## PROBLEM DETAILS
Take each line that has the word "Appearance" and return it.

Extracted records:

★ ★ ★ ★

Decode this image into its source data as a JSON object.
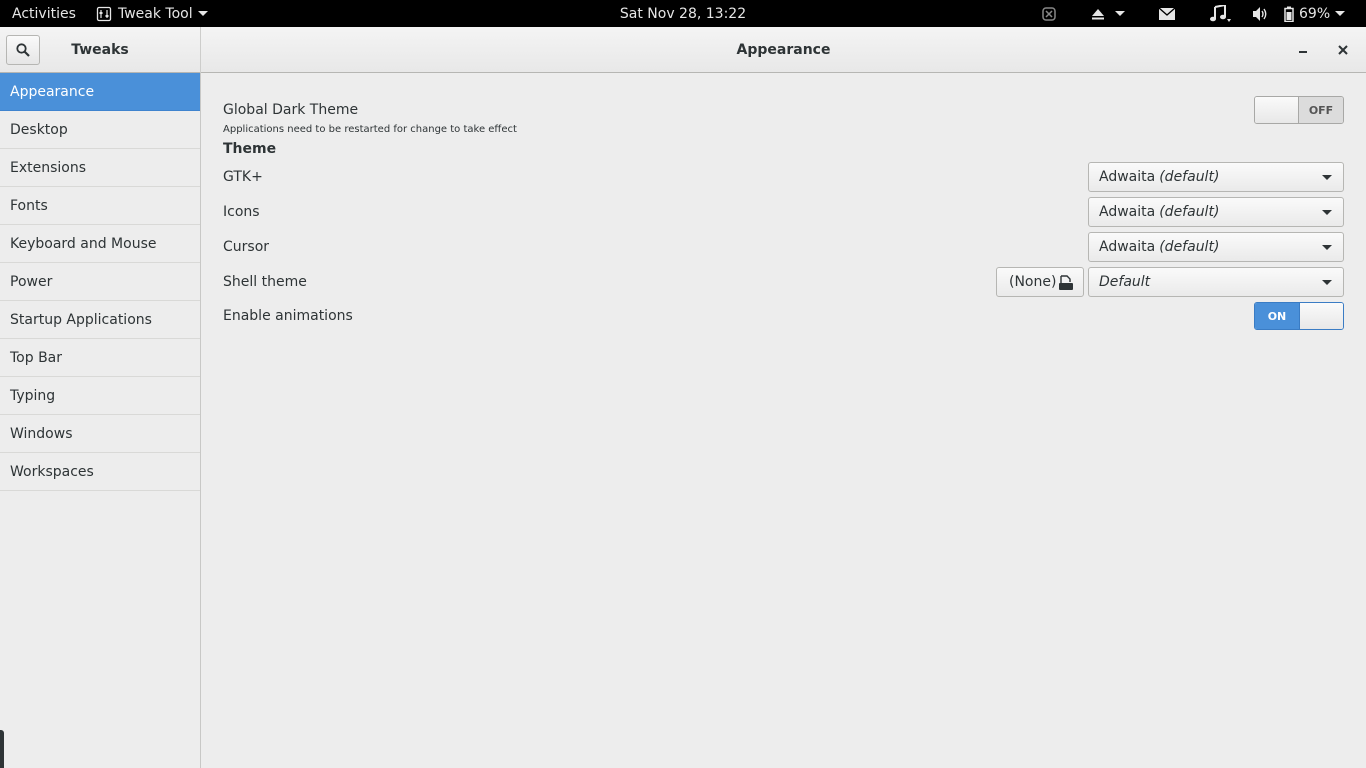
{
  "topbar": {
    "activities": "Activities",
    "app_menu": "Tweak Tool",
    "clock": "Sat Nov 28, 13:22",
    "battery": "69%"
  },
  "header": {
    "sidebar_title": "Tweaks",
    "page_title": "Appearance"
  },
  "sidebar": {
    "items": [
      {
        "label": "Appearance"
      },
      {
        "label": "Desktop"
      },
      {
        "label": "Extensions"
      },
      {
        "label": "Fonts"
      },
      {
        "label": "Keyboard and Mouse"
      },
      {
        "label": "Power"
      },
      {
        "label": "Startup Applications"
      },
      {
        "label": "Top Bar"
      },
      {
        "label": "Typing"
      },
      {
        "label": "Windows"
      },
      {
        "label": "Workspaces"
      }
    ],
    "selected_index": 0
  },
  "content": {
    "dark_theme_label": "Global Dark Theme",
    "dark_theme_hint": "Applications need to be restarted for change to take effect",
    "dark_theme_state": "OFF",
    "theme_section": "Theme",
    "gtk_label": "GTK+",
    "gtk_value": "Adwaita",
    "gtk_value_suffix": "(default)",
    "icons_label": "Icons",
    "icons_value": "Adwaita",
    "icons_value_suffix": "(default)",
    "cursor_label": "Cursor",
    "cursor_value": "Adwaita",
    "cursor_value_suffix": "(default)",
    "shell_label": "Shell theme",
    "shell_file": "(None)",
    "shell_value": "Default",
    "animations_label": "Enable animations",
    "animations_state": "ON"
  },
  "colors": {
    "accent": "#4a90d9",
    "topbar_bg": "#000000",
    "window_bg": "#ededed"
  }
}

★ ★ ★ ★

## EXERCISE OUTPUT
    "page_title": "Appearance"
        "label": "Appearance"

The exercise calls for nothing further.